Exercise description
Transcribe all the records with complete accuracy.

Rows from a figure dataset
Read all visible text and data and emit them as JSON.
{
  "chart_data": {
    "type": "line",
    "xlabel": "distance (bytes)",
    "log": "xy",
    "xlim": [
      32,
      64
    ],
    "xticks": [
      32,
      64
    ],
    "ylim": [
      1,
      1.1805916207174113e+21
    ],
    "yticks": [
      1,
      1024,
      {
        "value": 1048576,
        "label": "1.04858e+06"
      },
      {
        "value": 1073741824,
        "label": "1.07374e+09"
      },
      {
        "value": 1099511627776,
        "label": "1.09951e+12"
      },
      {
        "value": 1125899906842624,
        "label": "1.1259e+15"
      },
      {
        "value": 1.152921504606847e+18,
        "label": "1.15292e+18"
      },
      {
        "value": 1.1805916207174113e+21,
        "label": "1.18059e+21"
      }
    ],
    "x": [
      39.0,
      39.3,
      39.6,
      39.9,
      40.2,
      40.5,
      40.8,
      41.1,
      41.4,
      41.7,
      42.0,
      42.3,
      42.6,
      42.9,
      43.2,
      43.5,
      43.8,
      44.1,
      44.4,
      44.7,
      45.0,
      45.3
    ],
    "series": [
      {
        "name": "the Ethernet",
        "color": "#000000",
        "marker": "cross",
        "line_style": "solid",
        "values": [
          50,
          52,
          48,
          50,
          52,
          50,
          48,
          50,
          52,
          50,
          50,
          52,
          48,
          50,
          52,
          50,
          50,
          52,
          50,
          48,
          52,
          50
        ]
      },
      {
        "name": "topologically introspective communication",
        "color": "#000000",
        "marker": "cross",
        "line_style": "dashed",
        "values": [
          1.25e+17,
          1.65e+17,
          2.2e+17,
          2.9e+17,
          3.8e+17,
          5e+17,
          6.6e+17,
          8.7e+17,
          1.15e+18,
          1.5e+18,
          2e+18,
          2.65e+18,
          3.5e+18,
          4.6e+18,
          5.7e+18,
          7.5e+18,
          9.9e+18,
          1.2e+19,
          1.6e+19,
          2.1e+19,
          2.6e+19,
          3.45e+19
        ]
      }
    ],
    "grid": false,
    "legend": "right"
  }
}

Answer for this exercise
Read all visible text and data and emit them as JSON.
{
  "chart_data": {
    "type": "line",
    "xlabel": "distance (bytes)",
    "log": "xy",
    "xlim": [
      32,
      64
    ],
    "xticks": [
      32,
      64
    ],
    "ylim": [
      1,
      1.1805916207174113e+21
    ],
    "yticks": [
      1,
      1024,
      {
        "value": 1048576,
        "label": "1.04858e+06"
      },
      {
        "value": 1073741824,
        "label": "1.07374e+09"
      },
      {
        "value": 1099511627776,
        "label": "1.09951e+12"
      },
      {
        "value": 1125899906842624,
        "label": "1.1259e+15"
      },
      {
        "value": 1.152921504606847e+18,
        "label": "1.15292e+18"
      },
      {
        "value": 1.1805916207174113e+21,
        "label": "1.18059e+21"
      }
    ],
    "x": [
      39.0,
      39.3,
      39.6,
      39.9,
      40.2,
      40.5,
      40.8,
      41.1,
      41.4,
      41.7,
      42.0,
      42.3,
      42.6,
      42.9,
      43.2,
      43.5,
      43.8,
      44.1,
      44.4,
      44.7,
      45.0,
      45.3
    ],
    "series": [
      {
        "name": "the Ethernet",
        "color": "#000000",
        "marker": "cross",
        "line_style": "solid",
        "values": [
          50,
          52,
          48,
          50,
          52,
          50,
          48,
          50,
          52,
          50,
          50,
          52,
          48,
          50,
          52,
          50,
          50,
          52,
          50,
          48,
          52,
          50
        ]
      },
      {
        "name": "topologically introspective communication",
        "color": "#000000",
        "marker": "cross",
        "line_style": "dashed",
        "values": [
          1.25e+17,
          1.65e+17,
          2.2e+17,
          2.9e+17,
          3.8e+17,
          5e+17,
          6.6e+17,
          8.7e+17,
          1.15e+18,
          1.5e+18,
          2e+18,
          2.65e+18,
          3.5e+18,
          4.6e+18,
          5.7e+18,
          7.5e+18,
          9.9e+18,
          1.2e+19,
          1.6e+19,
          2.1e+19,
          2.6e+19,
          3.45e+19
        ]
      }
    ],
    "grid": false,
    "legend": "right"
  }
}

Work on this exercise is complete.